#### [WORK TO BE COMPLETED]
Find the word "DRAM" in the data. Return every line where it appears.
─── PROVIDED RECORDS
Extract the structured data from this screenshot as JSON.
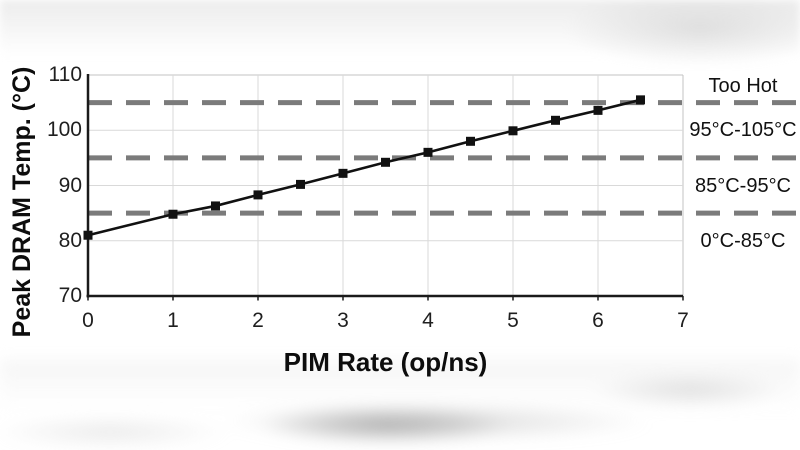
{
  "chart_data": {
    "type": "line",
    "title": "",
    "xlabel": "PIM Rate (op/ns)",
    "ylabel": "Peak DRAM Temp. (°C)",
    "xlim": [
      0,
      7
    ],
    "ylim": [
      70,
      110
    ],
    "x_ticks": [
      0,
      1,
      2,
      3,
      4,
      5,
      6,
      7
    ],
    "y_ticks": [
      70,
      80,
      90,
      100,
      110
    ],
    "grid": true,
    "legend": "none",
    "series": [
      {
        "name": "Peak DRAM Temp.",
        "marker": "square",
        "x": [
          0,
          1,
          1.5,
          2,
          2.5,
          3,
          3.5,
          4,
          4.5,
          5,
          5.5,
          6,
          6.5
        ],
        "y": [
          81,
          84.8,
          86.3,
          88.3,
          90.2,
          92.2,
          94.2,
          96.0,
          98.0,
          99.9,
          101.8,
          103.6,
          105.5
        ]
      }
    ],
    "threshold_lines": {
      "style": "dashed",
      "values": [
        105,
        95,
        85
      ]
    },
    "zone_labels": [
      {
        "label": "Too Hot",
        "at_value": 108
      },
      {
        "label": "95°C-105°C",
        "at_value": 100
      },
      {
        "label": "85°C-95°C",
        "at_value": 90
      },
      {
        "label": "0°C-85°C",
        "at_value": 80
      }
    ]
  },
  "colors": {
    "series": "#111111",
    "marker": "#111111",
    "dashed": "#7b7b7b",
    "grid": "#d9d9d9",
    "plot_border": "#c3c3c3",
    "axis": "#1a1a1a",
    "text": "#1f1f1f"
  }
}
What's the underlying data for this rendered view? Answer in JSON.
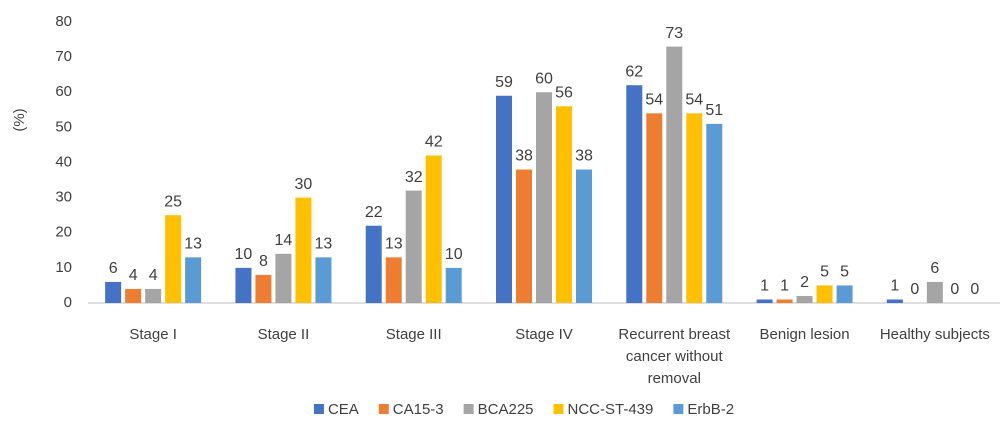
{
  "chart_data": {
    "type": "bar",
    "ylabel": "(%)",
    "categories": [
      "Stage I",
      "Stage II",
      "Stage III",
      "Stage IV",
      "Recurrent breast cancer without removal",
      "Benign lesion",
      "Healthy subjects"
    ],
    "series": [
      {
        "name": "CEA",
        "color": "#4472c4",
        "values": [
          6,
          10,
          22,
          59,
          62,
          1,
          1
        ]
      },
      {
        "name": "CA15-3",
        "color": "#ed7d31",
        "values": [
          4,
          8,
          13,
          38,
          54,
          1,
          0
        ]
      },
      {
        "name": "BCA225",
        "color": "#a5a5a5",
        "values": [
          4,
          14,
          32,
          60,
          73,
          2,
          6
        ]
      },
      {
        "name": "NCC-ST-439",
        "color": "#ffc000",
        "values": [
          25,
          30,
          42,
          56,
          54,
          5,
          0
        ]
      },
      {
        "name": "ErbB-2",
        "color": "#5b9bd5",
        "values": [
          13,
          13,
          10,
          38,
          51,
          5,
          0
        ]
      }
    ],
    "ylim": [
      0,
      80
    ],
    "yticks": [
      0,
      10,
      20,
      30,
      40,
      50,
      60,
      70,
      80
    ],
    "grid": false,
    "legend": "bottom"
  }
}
──────
─── PROVIDED RECORDS
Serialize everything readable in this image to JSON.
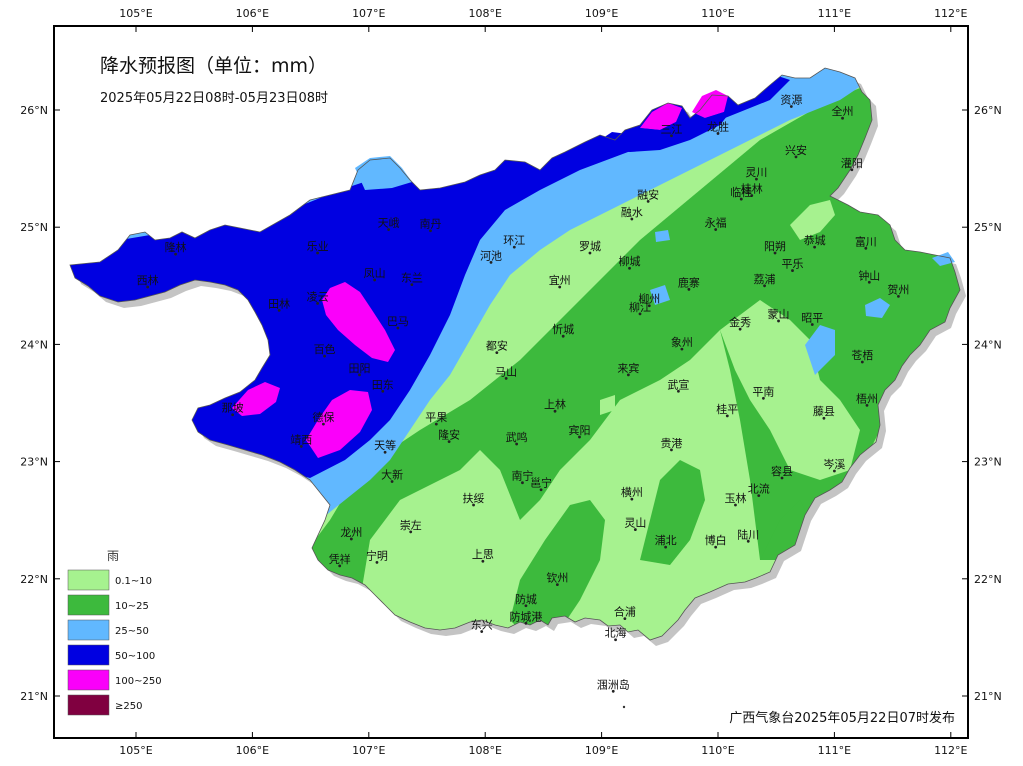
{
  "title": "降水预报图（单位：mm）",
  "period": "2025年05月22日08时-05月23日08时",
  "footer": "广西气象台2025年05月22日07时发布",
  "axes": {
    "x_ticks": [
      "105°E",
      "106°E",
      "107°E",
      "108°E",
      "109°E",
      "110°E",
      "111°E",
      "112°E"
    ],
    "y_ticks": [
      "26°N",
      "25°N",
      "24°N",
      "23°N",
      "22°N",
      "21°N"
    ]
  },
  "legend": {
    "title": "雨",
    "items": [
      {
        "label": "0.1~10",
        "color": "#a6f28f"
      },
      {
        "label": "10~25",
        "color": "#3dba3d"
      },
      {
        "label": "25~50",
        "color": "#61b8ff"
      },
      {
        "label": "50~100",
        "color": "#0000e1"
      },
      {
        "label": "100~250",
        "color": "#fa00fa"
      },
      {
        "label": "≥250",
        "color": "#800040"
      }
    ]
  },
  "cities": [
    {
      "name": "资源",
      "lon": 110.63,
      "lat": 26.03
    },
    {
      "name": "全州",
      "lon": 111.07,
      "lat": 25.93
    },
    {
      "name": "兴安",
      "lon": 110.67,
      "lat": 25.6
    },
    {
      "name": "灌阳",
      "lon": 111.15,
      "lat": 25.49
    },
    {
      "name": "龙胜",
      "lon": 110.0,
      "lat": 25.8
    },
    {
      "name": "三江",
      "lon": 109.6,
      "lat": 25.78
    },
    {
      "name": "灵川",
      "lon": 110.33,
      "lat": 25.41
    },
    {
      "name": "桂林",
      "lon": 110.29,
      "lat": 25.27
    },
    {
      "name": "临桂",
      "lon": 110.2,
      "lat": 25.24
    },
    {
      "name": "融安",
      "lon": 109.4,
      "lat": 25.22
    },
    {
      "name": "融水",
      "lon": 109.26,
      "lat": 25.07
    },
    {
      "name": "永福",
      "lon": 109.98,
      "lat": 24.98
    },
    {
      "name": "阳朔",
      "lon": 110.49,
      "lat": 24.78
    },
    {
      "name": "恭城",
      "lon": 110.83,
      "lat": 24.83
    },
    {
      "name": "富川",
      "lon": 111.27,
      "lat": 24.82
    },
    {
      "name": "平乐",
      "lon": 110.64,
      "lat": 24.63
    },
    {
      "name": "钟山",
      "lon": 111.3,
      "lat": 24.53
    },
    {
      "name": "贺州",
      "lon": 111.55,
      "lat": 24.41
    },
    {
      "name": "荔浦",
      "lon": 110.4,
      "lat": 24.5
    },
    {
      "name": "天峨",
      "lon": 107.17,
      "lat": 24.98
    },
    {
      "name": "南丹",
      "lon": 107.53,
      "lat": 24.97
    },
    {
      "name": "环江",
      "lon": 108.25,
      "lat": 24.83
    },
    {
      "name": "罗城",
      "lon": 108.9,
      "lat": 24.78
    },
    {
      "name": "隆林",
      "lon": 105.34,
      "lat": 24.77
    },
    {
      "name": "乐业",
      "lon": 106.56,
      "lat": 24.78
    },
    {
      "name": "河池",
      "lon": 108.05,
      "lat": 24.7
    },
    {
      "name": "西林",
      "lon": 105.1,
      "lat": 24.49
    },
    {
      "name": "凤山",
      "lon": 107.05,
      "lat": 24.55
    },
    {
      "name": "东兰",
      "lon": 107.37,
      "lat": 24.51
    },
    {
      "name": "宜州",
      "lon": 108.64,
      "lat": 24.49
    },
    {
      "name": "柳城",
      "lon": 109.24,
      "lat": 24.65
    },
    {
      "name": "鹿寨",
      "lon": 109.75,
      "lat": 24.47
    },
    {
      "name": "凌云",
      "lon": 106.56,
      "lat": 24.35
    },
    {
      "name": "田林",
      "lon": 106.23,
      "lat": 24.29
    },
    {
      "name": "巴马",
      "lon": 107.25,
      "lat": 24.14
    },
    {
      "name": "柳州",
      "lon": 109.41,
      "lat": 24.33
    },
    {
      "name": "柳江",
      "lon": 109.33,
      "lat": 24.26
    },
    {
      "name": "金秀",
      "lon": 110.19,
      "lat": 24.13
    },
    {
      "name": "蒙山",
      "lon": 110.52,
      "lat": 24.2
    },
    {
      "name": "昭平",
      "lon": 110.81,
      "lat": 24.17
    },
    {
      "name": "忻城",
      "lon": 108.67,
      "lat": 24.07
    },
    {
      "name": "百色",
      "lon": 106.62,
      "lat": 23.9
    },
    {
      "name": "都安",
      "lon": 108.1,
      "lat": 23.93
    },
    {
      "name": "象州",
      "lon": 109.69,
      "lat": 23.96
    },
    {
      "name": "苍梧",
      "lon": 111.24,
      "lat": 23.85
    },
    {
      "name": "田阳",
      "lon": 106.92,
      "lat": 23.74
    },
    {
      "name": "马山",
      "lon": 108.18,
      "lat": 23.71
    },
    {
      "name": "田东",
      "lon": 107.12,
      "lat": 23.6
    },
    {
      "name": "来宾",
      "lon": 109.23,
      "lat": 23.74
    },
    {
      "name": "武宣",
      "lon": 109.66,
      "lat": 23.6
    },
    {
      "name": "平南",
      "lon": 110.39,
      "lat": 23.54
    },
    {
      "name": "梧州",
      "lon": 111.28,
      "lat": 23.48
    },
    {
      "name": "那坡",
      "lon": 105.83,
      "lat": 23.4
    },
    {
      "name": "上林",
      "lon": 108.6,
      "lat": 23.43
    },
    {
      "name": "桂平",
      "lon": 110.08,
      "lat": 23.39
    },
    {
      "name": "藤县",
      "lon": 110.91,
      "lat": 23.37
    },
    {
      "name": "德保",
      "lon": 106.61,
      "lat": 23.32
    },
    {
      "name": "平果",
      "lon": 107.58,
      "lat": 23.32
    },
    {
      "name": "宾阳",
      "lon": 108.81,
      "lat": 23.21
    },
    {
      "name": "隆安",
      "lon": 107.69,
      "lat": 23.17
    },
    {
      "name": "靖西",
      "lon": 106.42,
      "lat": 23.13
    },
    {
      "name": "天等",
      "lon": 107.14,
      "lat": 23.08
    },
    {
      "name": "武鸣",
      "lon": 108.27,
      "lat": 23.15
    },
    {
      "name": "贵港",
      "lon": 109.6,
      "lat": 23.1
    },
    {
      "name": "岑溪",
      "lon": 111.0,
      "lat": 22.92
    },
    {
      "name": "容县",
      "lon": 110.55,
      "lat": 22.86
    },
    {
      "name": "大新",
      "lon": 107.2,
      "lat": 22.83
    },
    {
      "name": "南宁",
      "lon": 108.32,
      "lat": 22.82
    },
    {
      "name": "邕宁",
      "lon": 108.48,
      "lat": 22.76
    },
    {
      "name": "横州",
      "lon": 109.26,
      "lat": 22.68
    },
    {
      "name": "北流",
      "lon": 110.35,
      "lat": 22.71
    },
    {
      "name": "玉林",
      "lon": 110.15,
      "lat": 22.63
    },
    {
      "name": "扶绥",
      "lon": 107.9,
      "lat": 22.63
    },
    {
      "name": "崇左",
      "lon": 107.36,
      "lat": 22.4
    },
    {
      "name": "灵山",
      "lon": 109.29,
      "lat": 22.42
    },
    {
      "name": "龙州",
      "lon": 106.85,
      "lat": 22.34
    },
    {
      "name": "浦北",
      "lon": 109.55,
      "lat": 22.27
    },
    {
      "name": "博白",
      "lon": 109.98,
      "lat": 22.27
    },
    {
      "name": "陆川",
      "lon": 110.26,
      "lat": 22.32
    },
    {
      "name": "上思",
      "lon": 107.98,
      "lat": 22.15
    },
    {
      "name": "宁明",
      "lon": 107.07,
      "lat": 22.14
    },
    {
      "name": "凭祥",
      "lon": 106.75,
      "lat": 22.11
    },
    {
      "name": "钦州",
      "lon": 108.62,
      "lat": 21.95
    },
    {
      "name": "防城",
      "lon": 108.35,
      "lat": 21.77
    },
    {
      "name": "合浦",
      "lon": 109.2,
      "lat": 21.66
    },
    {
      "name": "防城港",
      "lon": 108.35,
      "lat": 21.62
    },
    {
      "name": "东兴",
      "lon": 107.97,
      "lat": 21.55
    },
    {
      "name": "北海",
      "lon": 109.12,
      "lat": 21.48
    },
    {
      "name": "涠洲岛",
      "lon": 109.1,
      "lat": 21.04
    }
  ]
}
──────
#### [FINISHED TASK]
    "ylabel": "Peak DRAM Temp. (°C)",
        "name": "Peak DRAM Temp.",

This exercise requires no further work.